§ Given records
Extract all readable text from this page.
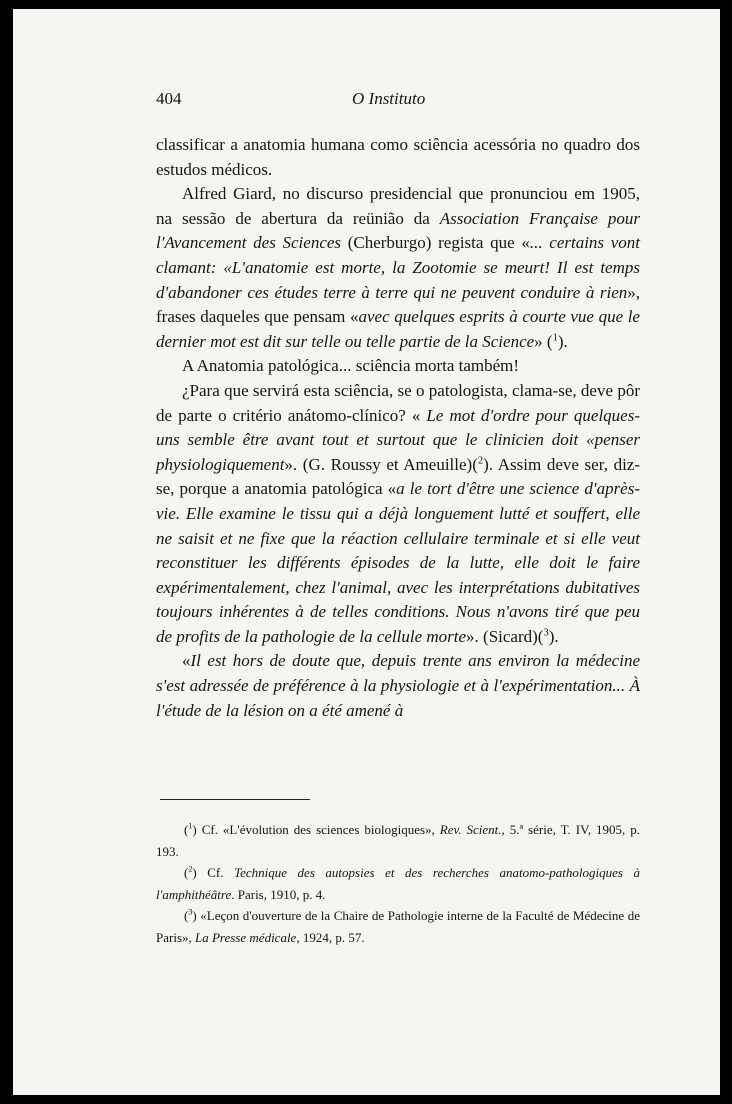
404	O Instituto

classificar a anatomia humana como sciência acessória no quadro dos estudos médicos.

Alfred Giard, no discurso presidencial que pronunciou em 1905, na sessão de abertura da reünião da Association Française pour l'Avancement des Sciences (Cherburgo) regista que «... certains vont clamant: «L'anatomie est morte, la Zootomie se meurt! Il est temps d'abandoner ces études terre à terre qui ne peuvent conduire à rien», frases daqueles que pensam «avec quelques esprits à courte vue que le dernier mot est dit sur telle ou telle partie de la Science» ($^1$).

A Anatomia patológica... sciência morta também!

¿Para que servirá esta sciência, se o patologista, clama-se, deve pôr de parte o critério anátomo-clínico? « Le mot d'ordre pour quelques-uns semble être avant tout et surtout que le clinicien doit «penser physiologiquement». (G. Roussy et Ameuille)($^2$). Assim deve ser, diz-se, porque a anatomia patológica «a le tort d'être une science d'après-vie. Elle examine le tissu qui a déjà longuement lutté et souffert, elle ne saisit et ne fixe que la réaction cellulaire terminale et si elle veut reconstituer les différents épisodes de la lutte, elle doit le faire expérimentalement, chez l'animal, avec les interprétations dubitatives toujours inhérentes à de telles conditions. Nous n'avons tiré que peu de profits de la pathologie de la cellule morte». (Sicard)($^3$).

«Il est hors de doute que, depuis trente ans environ la médecine s'est adressée de préférence à la physiologie et à l'expérimentation... À l'étude de la lésion on a été amené à

($^1$) Cf. «L'évolution des sciences biologiques», Rev. Scient., 5.ª série, T. IV, 1905, p. 193.

($^2$) Cf. Technique des autopsies et des recherches anatomo-pathologiques à l'amphithéâtre. Paris, 1910, p. 4.

($^3$) «Leçon d'ouverture de la Chaire de Pathologie interne de la Faculté de Médecine de Paris», La Presse médicale, 1924, p. 57.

§ Given problem
Print the records word for word and exclude any picture they hold.

§ The completed task
Extract all readable text from this page.
404	O Instituto

classificar a anatomia humana como sciência acessória no quadro dos estudos médicos.

Alfred Giard, no discurso presidencial que pronunciou em 1905, na sessão de abertura da reünião da Association Française pour l'Avancement des Sciences (Cherburgo) regista que «... certains vont clamant: «L'anatomie est morte, la Zootomie se meurt! Il est temps d'abandoner ces études terre à terre qui ne peuvent conduire à rien», frases daqueles que pensam «avec quelques esprits à courte vue que le dernier mot est dit sur telle ou telle partie de la Science» ($^1$).

A Anatomia patológica... sciência morta também!

¿Para que servirá esta sciência, se o patologista, clama-se, deve pôr de parte o critério anátomo-clínico? « Le mot d'ordre pour quelques-uns semble être avant tout et surtout que le clinicien doit «penser physiologiquement». (G. Roussy et Ameuille)($^2$). Assim deve ser, diz-se, porque a anatomia patológica «a le tort d'être une science d'après-vie. Elle examine le tissu qui a déjà longuement lutté et souffert, elle ne saisit et ne fixe que la réaction cellulaire terminale et si elle veut reconstituer les différents épisodes de la lutte, elle doit le faire expérimentalement, chez l'animal, avec les interprétations dubitatives toujours inhérentes à de telles conditions. Nous n'avons tiré que peu de profits de la pathologie de la cellule morte». (Sicard)($^3$).

«Il est hors de doute que, depuis trente ans environ la médecine s'est adressée de préférence à la physiologie et à l'expérimentation... À l'étude de la lésion on a été amené à

($^1$) Cf. «L'évolution des sciences biologiques», Rev. Scient., 5.ª série, T. IV, 1905, p. 193.

($^2$) Cf. Technique des autopsies et des recherches anatomo-pathologiques à l'amphithéâtre. Paris, 1910, p. 4.

($^3$) «Leçon d'ouverture de la Chaire de Pathologie interne de la Faculté de Médecine de Paris», La Presse médicale, 1924, p. 57.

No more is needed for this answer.